↓
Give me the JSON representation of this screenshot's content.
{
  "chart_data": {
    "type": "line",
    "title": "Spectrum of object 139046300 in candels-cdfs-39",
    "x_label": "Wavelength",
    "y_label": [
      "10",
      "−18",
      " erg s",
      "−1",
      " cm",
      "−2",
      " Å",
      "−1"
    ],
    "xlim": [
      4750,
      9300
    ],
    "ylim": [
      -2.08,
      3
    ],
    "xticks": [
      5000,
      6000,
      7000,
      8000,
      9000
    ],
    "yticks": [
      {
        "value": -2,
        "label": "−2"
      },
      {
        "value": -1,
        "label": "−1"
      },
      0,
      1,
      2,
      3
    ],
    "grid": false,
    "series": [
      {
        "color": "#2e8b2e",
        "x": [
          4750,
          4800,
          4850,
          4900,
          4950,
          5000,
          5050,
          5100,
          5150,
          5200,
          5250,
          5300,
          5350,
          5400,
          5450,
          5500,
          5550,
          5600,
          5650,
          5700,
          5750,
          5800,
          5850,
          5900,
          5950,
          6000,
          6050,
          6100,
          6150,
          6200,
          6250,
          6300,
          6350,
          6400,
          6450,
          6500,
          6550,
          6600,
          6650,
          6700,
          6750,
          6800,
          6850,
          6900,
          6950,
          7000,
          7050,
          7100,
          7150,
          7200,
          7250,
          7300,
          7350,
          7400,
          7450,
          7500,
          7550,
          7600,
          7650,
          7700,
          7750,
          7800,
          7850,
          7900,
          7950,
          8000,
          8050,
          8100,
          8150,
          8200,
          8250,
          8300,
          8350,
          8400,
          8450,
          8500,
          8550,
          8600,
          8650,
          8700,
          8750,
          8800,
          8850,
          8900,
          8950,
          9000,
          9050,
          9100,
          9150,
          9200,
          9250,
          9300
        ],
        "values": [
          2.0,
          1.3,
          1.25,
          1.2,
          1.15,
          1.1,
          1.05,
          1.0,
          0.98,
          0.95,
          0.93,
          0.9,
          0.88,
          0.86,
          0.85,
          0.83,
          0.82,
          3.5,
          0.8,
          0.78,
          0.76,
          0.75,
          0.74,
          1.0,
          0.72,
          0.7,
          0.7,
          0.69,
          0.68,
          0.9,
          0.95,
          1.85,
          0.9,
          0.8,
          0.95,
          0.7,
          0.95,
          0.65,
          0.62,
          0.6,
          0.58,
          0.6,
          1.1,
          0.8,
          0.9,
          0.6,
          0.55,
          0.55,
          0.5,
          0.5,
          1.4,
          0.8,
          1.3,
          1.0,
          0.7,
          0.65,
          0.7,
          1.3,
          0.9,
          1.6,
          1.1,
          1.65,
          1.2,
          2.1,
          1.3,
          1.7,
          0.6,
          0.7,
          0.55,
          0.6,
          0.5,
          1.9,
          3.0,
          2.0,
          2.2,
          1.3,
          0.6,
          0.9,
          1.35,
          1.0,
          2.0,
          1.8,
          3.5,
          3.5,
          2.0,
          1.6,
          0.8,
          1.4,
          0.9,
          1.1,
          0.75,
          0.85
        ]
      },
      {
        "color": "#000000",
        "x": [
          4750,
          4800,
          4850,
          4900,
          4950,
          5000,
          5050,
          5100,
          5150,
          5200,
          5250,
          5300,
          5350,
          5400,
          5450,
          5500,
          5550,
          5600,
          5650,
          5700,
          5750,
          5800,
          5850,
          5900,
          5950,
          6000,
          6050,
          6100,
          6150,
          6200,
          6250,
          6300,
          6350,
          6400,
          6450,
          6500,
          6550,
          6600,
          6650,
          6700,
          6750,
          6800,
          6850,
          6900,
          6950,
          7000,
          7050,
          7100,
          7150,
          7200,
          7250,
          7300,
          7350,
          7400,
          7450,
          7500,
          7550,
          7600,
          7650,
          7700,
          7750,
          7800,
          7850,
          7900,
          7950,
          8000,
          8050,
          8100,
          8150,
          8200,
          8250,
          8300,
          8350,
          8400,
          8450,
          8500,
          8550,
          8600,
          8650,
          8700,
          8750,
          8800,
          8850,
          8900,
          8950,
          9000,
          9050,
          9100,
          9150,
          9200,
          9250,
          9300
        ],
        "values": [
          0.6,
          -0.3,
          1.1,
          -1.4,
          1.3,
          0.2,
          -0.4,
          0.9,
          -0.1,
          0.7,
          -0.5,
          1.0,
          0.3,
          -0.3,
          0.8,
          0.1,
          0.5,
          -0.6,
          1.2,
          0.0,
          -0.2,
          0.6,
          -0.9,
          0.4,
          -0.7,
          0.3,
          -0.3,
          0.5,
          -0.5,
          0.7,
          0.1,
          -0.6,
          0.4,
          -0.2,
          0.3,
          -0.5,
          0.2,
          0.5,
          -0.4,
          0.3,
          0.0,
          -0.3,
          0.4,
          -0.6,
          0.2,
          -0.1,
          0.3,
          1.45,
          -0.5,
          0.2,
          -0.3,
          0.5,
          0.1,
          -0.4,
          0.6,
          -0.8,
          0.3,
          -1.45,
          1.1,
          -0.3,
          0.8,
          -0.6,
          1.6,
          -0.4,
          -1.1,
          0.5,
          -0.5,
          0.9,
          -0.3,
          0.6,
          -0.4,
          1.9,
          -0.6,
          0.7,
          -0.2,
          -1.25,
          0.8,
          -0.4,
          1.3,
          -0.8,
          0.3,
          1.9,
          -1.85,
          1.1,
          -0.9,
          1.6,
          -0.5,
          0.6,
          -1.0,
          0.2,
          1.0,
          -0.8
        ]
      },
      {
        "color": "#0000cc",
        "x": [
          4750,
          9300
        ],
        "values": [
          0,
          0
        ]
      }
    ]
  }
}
↑
* Exercise goal: Your task is to quote the listing above word for word.

* Response for this exercise:
Give me the JSON representation of this screenshot's content.
{
  "chart_data": {
    "type": "line",
    "title": "Spectrum of object 139046300 in candels-cdfs-39",
    "x_label": "Wavelength",
    "y_label": [
      "10",
      "−18",
      " erg s",
      "−1",
      " cm",
      "−2",
      " Å",
      "−1"
    ],
    "xlim": [
      4750,
      9300
    ],
    "ylim": [
      -2.08,
      3
    ],
    "xticks": [
      5000,
      6000,
      7000,
      8000,
      9000
    ],
    "yticks": [
      {
        "value": -2,
        "label": "−2"
      },
      {
        "value": -1,
        "label": "−1"
      },
      0,
      1,
      2,
      3
    ],
    "grid": false,
    "series": [
      {
        "color": "#2e8b2e",
        "x": [
          4750,
          4800,
          4850,
          4900,
          4950,
          5000,
          5050,
          5100,
          5150,
          5200,
          5250,
          5300,
          5350,
          5400,
          5450,
          5500,
          5550,
          5600,
          5650,
          5700,
          5750,
          5800,
          5850,
          5900,
          5950,
          6000,
          6050,
          6100,
          6150,
          6200,
          6250,
          6300,
          6350,
          6400,
          6450,
          6500,
          6550,
          6600,
          6650,
          6700,
          6750,
          6800,
          6850,
          6900,
          6950,
          7000,
          7050,
          7100,
          7150,
          7200,
          7250,
          7300,
          7350,
          7400,
          7450,
          7500,
          7550,
          7600,
          7650,
          7700,
          7750,
          7800,
          7850,
          7900,
          7950,
          8000,
          8050,
          8100,
          8150,
          8200,
          8250,
          8300,
          8350,
          8400,
          8450,
          8500,
          8550,
          8600,
          8650,
          8700,
          8750,
          8800,
          8850,
          8900,
          8950,
          9000,
          9050,
          9100,
          9150,
          9200,
          9250,
          9300
        ],
        "values": [
          2.0,
          1.3,
          1.25,
          1.2,
          1.15,
          1.1,
          1.05,
          1.0,
          0.98,
          0.95,
          0.93,
          0.9,
          0.88,
          0.86,
          0.85,
          0.83,
          0.82,
          3.5,
          0.8,
          0.78,
          0.76,
          0.75,
          0.74,
          1.0,
          0.72,
          0.7,
          0.7,
          0.69,
          0.68,
          0.9,
          0.95,
          1.85,
          0.9,
          0.8,
          0.95,
          0.7,
          0.95,
          0.65,
          0.62,
          0.6,
          0.58,
          0.6,
          1.1,
          0.8,
          0.9,
          0.6,
          0.55,
          0.55,
          0.5,
          0.5,
          1.4,
          0.8,
          1.3,
          1.0,
          0.7,
          0.65,
          0.7,
          1.3,
          0.9,
          1.6,
          1.1,
          1.65,
          1.2,
          2.1,
          1.3,
          1.7,
          0.6,
          0.7,
          0.55,
          0.6,
          0.5,
          1.9,
          3.0,
          2.0,
          2.2,
          1.3,
          0.6,
          0.9,
          1.35,
          1.0,
          2.0,
          1.8,
          3.5,
          3.5,
          2.0,
          1.6,
          0.8,
          1.4,
          0.9,
          1.1,
          0.75,
          0.85
        ]
      },
      {
        "color": "#000000",
        "x": [
          4750,
          4800,
          4850,
          4900,
          4950,
          5000,
          5050,
          5100,
          5150,
          5200,
          5250,
          5300,
          5350,
          5400,
          5450,
          5500,
          5550,
          5600,
          5650,
          5700,
          5750,
          5800,
          5850,
          5900,
          5950,
          6000,
          6050,
          6100,
          6150,
          6200,
          6250,
          6300,
          6350,
          6400,
          6450,
          6500,
          6550,
          6600,
          6650,
          6700,
          6750,
          6800,
          6850,
          6900,
          6950,
          7000,
          7050,
          7100,
          7150,
          7200,
          7250,
          7300,
          7350,
          7400,
          7450,
          7500,
          7550,
          7600,
          7650,
          7700,
          7750,
          7800,
          7850,
          7900,
          7950,
          8000,
          8050,
          8100,
          8150,
          8200,
          8250,
          8300,
          8350,
          8400,
          8450,
          8500,
          8550,
          8600,
          8650,
          8700,
          8750,
          8800,
          8850,
          8900,
          8950,
          9000,
          9050,
          9100,
          9150,
          9200,
          9250,
          9300
        ],
        "values": [
          0.6,
          -0.3,
          1.1,
          -1.4,
          1.3,
          0.2,
          -0.4,
          0.9,
          -0.1,
          0.7,
          -0.5,
          1.0,
          0.3,
          -0.3,
          0.8,
          0.1,
          0.5,
          -0.6,
          1.2,
          0.0,
          -0.2,
          0.6,
          -0.9,
          0.4,
          -0.7,
          0.3,
          -0.3,
          0.5,
          -0.5,
          0.7,
          0.1,
          -0.6,
          0.4,
          -0.2,
          0.3,
          -0.5,
          0.2,
          0.5,
          -0.4,
          0.3,
          0.0,
          -0.3,
          0.4,
          -0.6,
          0.2,
          -0.1,
          0.3,
          1.45,
          -0.5,
          0.2,
          -0.3,
          0.5,
          0.1,
          -0.4,
          0.6,
          -0.8,
          0.3,
          -1.45,
          1.1,
          -0.3,
          0.8,
          -0.6,
          1.6,
          -0.4,
          -1.1,
          0.5,
          -0.5,
          0.9,
          -0.3,
          0.6,
          -0.4,
          1.9,
          -0.6,
          0.7,
          -0.2,
          -1.25,
          0.8,
          -0.4,
          1.3,
          -0.8,
          0.3,
          1.9,
          -1.85,
          1.1,
          -0.9,
          1.6,
          -0.5,
          0.6,
          -1.0,
          0.2,
          1.0,
          -0.8
        ]
      },
      {
        "color": "#0000cc",
        "x": [
          4750,
          9300
        ],
        "values": [
          0,
          0
        ]
      }
    ]
  }
}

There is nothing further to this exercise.